(Entries taken from a collection)
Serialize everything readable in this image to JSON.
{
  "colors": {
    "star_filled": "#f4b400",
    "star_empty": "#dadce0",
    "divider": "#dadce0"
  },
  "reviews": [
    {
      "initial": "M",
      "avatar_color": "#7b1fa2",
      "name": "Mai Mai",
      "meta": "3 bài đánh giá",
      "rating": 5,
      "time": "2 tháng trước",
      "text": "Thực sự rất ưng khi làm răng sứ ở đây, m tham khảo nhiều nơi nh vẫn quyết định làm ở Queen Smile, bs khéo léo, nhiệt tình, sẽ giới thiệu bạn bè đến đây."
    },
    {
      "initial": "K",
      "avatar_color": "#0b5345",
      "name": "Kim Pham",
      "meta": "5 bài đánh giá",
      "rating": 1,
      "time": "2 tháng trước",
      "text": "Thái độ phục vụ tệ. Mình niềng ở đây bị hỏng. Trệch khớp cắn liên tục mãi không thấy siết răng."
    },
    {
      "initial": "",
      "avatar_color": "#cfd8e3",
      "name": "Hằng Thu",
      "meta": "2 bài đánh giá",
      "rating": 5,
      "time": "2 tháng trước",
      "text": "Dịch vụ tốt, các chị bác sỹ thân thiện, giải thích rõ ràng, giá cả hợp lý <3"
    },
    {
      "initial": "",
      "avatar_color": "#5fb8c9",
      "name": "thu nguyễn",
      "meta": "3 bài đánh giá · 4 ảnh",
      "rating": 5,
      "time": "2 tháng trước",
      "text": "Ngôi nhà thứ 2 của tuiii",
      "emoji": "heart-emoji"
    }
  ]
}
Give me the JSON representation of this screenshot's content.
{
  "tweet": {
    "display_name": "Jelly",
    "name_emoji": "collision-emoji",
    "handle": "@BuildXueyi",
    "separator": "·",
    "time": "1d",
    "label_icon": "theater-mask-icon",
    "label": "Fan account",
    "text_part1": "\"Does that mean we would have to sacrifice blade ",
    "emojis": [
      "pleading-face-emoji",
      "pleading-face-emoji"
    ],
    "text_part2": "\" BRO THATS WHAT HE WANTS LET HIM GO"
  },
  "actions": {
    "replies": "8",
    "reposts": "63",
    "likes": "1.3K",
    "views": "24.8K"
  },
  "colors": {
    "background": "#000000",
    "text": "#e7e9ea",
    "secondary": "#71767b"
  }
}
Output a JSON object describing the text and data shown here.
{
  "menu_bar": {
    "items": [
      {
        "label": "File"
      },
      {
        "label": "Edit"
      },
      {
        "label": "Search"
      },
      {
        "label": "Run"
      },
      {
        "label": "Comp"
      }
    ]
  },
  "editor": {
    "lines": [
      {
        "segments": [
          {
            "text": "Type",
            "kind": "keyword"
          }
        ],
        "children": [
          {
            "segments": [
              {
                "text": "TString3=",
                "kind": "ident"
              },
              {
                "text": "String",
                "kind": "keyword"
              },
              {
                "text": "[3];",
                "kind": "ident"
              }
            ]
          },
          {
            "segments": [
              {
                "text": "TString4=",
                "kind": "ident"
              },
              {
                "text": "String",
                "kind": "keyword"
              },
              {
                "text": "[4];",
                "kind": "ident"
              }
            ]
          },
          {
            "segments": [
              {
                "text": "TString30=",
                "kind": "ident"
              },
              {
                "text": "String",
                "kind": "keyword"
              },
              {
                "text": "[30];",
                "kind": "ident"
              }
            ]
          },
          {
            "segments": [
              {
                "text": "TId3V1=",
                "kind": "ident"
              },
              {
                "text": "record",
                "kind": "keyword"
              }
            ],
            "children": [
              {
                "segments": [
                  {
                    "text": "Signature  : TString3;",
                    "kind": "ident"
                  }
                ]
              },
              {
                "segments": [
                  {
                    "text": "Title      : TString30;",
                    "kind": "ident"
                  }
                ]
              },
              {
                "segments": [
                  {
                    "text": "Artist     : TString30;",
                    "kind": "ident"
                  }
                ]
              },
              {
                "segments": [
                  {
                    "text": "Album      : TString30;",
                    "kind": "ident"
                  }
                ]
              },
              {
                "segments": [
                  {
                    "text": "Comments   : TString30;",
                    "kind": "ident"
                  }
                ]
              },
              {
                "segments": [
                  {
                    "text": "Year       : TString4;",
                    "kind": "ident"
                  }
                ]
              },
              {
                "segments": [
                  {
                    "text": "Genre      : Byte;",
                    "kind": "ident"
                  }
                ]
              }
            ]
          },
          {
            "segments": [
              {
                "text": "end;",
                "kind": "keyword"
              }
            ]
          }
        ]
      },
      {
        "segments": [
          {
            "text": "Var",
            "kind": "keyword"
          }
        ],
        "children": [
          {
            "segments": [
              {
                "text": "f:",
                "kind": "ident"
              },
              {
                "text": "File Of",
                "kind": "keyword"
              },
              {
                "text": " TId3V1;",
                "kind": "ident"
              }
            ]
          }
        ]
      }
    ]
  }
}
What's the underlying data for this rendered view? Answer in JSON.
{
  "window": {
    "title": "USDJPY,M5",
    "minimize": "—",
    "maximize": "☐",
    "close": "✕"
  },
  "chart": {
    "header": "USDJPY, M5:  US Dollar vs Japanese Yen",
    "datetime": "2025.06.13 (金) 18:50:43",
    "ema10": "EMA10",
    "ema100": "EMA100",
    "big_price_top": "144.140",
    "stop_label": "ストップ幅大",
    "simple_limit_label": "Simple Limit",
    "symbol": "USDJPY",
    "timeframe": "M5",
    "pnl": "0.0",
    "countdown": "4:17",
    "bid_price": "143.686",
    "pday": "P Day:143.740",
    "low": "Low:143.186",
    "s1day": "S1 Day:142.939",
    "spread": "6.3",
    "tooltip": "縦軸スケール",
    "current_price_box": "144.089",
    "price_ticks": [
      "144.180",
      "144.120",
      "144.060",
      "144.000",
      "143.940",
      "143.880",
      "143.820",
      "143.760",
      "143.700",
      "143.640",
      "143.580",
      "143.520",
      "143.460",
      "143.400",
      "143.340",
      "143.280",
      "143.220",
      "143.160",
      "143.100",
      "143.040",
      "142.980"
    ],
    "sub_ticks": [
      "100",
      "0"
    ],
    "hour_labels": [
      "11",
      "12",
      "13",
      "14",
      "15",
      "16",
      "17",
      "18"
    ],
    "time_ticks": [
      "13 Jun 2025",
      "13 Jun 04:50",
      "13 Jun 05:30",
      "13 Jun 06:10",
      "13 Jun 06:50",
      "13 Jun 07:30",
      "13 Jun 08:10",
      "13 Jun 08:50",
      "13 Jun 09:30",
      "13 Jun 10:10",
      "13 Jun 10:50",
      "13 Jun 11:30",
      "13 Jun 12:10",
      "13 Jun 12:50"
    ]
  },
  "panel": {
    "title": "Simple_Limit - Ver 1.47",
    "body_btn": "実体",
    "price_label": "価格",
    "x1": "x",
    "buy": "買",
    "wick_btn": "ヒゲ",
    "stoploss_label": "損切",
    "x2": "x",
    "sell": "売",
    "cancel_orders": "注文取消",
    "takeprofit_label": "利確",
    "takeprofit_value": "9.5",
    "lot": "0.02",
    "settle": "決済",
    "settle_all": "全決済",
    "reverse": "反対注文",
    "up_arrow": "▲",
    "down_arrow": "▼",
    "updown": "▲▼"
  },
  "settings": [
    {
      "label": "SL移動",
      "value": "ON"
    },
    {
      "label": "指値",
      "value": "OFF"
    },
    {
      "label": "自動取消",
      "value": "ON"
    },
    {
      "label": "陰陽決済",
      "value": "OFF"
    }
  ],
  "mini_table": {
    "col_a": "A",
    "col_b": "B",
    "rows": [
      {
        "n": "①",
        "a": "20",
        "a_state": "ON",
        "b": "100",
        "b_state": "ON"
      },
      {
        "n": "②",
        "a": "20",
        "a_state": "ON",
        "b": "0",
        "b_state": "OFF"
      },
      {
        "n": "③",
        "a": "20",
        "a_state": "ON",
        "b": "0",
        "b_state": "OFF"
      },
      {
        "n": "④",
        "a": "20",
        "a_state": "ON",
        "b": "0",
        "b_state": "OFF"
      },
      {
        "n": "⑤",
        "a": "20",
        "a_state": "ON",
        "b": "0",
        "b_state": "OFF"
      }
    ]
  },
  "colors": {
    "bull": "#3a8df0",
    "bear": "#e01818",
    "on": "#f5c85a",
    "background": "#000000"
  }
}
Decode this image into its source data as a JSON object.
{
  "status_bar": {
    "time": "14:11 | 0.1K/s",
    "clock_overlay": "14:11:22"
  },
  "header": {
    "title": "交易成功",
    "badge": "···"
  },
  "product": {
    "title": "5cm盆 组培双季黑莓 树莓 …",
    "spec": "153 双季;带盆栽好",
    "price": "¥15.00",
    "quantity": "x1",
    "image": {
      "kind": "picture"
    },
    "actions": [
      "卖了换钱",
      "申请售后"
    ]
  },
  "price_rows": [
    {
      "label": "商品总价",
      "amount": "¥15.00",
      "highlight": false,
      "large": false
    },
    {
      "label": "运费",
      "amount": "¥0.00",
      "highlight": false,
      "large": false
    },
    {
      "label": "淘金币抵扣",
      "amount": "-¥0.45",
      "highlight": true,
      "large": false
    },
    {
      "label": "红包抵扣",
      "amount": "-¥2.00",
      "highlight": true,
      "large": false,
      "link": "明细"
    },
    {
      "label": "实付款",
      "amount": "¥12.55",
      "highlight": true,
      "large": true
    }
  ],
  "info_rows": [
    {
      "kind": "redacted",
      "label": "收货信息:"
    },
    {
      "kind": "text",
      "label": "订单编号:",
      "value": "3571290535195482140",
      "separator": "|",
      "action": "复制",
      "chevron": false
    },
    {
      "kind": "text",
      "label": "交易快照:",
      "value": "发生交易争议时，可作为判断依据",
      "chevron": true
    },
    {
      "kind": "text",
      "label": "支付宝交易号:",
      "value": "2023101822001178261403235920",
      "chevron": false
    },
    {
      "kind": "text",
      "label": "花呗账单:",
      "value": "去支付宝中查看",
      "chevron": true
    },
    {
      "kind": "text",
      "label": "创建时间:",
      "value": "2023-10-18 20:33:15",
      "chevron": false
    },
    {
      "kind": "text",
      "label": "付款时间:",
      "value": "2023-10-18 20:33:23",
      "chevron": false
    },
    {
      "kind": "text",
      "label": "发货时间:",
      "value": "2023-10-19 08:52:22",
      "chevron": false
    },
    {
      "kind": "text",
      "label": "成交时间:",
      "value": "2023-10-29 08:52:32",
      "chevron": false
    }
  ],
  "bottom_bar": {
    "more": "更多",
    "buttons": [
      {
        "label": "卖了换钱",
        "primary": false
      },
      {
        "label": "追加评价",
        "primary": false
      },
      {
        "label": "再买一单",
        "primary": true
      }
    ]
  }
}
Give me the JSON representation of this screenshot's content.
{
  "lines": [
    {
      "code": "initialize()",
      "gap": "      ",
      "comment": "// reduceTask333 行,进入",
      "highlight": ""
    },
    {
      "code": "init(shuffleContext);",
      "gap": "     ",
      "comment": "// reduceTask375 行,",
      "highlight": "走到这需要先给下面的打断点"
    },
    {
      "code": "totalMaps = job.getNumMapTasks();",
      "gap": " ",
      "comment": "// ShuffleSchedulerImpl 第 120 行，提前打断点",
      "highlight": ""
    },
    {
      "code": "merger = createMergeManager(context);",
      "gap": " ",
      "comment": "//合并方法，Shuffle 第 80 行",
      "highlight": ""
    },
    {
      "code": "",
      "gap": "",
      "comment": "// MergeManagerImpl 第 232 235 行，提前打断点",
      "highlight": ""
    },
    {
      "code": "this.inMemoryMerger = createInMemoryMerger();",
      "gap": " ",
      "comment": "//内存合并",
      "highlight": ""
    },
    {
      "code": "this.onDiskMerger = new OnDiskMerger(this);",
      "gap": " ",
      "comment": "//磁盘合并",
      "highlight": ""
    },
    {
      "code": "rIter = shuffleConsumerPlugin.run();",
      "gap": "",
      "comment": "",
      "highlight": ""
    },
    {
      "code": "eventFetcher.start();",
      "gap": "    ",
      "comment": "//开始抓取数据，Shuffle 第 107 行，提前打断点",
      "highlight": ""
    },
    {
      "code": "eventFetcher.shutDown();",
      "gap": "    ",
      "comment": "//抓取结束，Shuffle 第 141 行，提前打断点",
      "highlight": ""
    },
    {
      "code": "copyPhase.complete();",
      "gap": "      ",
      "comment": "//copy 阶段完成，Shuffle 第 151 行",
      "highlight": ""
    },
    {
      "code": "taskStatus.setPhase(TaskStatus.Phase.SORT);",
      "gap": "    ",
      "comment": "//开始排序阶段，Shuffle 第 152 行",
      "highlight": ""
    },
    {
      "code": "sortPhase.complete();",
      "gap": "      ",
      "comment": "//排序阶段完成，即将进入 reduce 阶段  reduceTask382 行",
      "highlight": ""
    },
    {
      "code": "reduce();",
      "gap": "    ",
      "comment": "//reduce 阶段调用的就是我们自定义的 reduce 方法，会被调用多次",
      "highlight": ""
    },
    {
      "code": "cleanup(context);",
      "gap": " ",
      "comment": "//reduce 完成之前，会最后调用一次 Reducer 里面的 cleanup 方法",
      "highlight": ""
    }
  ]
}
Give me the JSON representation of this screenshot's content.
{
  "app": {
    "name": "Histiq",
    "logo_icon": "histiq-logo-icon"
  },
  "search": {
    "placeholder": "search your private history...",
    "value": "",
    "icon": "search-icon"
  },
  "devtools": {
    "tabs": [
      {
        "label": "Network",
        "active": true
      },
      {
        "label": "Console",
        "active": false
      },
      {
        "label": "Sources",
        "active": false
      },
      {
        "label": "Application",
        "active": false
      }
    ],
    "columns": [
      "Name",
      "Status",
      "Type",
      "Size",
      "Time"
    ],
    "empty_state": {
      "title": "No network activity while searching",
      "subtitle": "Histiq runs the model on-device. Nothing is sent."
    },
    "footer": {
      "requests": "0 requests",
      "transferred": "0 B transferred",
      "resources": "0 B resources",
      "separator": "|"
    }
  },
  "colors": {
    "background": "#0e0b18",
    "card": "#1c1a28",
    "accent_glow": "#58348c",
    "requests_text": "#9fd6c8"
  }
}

• [Work to do]: Find the lines above that contain the word "đánh" and collect them.

• [Result of the task]:
      "meta": "3 bài đánh giá",
      "meta": "5 bài đánh giá",
      "meta": "2 bài đánh giá",
      "meta": "3 bài đánh giá · 4 ảnh",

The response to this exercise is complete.